The listing below should be printed exactly, every line of it. Skip the pictures.
-- START --
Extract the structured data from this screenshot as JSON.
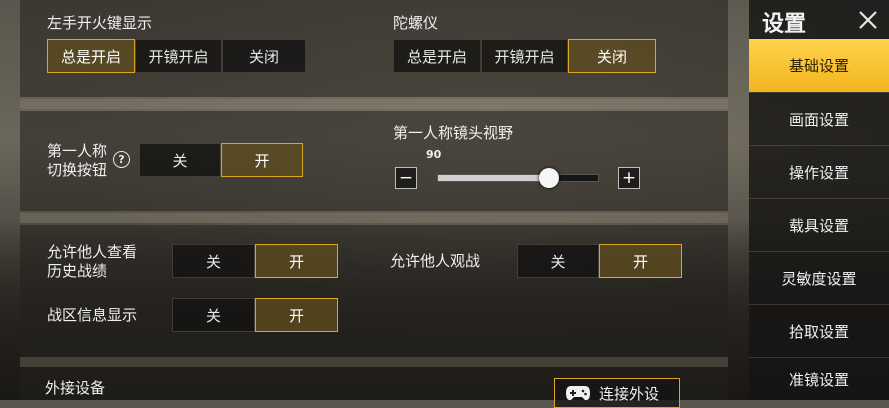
{
  "rows": {
    "left_fire": {
      "label": "左手开火键显示",
      "options": [
        "总是开启",
        "开镜开启",
        "关闭"
      ],
      "selected": 0
    },
    "gyro": {
      "label": "陀螺仪",
      "options": [
        "总是开启",
        "开镜开启",
        "关闭"
      ],
      "selected": 2
    },
    "fpp_switch": {
      "label_line1": "第一人称",
      "label_line2": "切换按钮",
      "help": "?",
      "options": [
        "关",
        "开"
      ],
      "selected": 1
    },
    "fov": {
      "label": "第一人称镜头视野",
      "value": "90",
      "minus": "−",
      "plus": "+",
      "level_pct": 70
    },
    "history": {
      "label_line1": "允许他人查看",
      "label_line2": "历史战绩",
      "options": [
        "关",
        "开"
      ],
      "selected": 1
    },
    "spectate": {
      "label": "允许他人观战",
      "options": [
        "关",
        "开"
      ],
      "selected": 1
    },
    "zone_info": {
      "label": "战区信息显示",
      "options": [
        "关",
        "开"
      ],
      "selected": 1
    },
    "external": {
      "label": "外接设备",
      "button": "连接外设"
    }
  },
  "sidebar": {
    "title": "设置",
    "items": [
      "基础设置",
      "画面设置",
      "操作设置",
      "载具设置",
      "灵敏度设置",
      "拾取设置",
      "准镜设置"
    ],
    "active": 0
  },
  "colors": {
    "accent": "#d9a723",
    "active_menu": "#f6be2a"
  }
}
-- END --
• Solution to the exercise
Extract the structured data from this screenshot as JSON.
{
  "rows": {
    "left_fire": {
      "label": "左手开火键显示",
      "options": [
        "总是开启",
        "开镜开启",
        "关闭"
      ],
      "selected": 0
    },
    "gyro": {
      "label": "陀螺仪",
      "options": [
        "总是开启",
        "开镜开启",
        "关闭"
      ],
      "selected": 2
    },
    "fpp_switch": {
      "label_line1": "第一人称",
      "label_line2": "切换按钮",
      "help": "?",
      "options": [
        "关",
        "开"
      ],
      "selected": 1
    },
    "fov": {
      "label": "第一人称镜头视野",
      "value": "90",
      "minus": "−",
      "plus": "+",
      "level_pct": 70
    },
    "history": {
      "label_line1": "允许他人查看",
      "label_line2": "历史战绩",
      "options": [
        "关",
        "开"
      ],
      "selected": 1
    },
    "spectate": {
      "label": "允许他人观战",
      "options": [
        "关",
        "开"
      ],
      "selected": 1
    },
    "zone_info": {
      "label": "战区信息显示",
      "options": [
        "关",
        "开"
      ],
      "selected": 1
    },
    "external": {
      "label": "外接设备",
      "button": "连接外设"
    }
  },
  "sidebar": {
    "title": "设置",
    "items": [
      "基础设置",
      "画面设置",
      "操作设置",
      "载具设置",
      "灵敏度设置",
      "拾取设置",
      "准镜设置"
    ],
    "active": 0
  },
  "colors": {
    "accent": "#d9a723",
    "active_menu": "#f6be2a"
  }
}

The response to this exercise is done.